• **Aim of the exercise**
Copy every line of the entries that includes the word "JSON".

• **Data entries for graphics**
★ ★ ★ ★ ★

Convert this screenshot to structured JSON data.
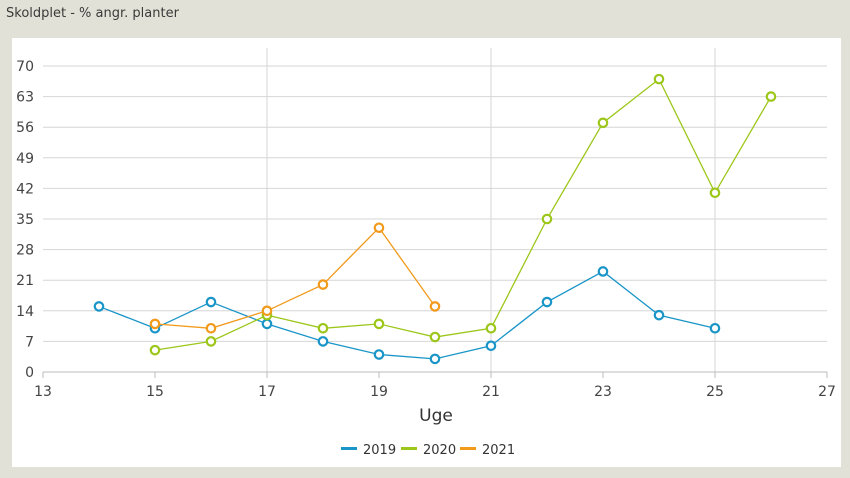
{
  "window": {
    "title": "Skoldplet - % angr. planter"
  },
  "chart_data": {
    "type": "line",
    "title": "",
    "xlabel": "Uge",
    "ylabel": "",
    "xlim": [
      13,
      27
    ],
    "ylim": [
      0,
      70
    ],
    "x_ticks": [
      13,
      15,
      17,
      19,
      21,
      23,
      25,
      27
    ],
    "y_ticks": [
      0,
      7,
      14,
      21,
      28,
      35,
      42,
      49,
      56,
      63,
      70
    ],
    "grid": {
      "horizontal": true,
      "vertical": true
    },
    "legend": "bottom-center",
    "series": [
      {
        "name": "2019",
        "color": "#1a95c8",
        "points": [
          [
            14,
            15
          ],
          [
            15,
            10
          ],
          [
            16,
            16
          ],
          [
            17,
            11
          ],
          [
            18,
            7
          ],
          [
            19,
            4
          ],
          [
            20,
            3
          ],
          [
            21,
            6
          ],
          [
            22,
            16
          ],
          [
            23,
            23
          ],
          [
            24,
            13
          ],
          [
            25,
            10
          ]
        ]
      },
      {
        "name": "2020",
        "color": "#9cc71a",
        "points": [
          [
            15,
            5
          ],
          [
            16,
            7
          ],
          [
            17,
            13
          ],
          [
            18,
            10
          ],
          [
            19,
            11
          ],
          [
            20,
            8
          ],
          [
            21,
            10
          ],
          [
            22,
            35
          ],
          [
            23,
            57
          ],
          [
            24,
            67
          ],
          [
            25,
            41
          ],
          [
            26,
            63
          ]
        ]
      },
      {
        "name": "2021",
        "color": "#f19a1c",
        "points": [
          [
            15,
            11
          ],
          [
            16,
            10
          ],
          [
            17,
            14
          ],
          [
            18,
            20
          ],
          [
            19,
            33
          ],
          [
            20,
            15
          ]
        ]
      }
    ]
  }
}
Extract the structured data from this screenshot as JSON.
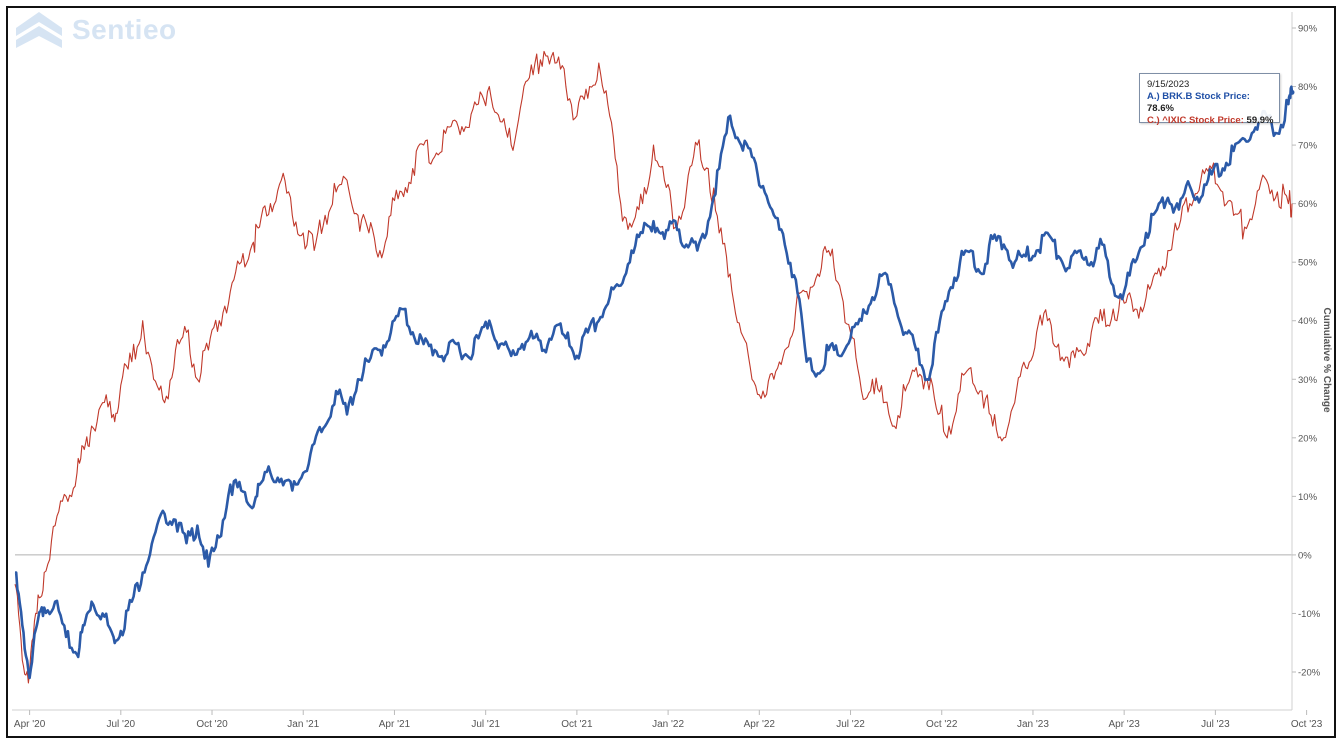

★ ★ ★ ★ ★

• **Output**
Convert this screenshot to structured JSON data.
Extract the structured data from this screenshot as JSON.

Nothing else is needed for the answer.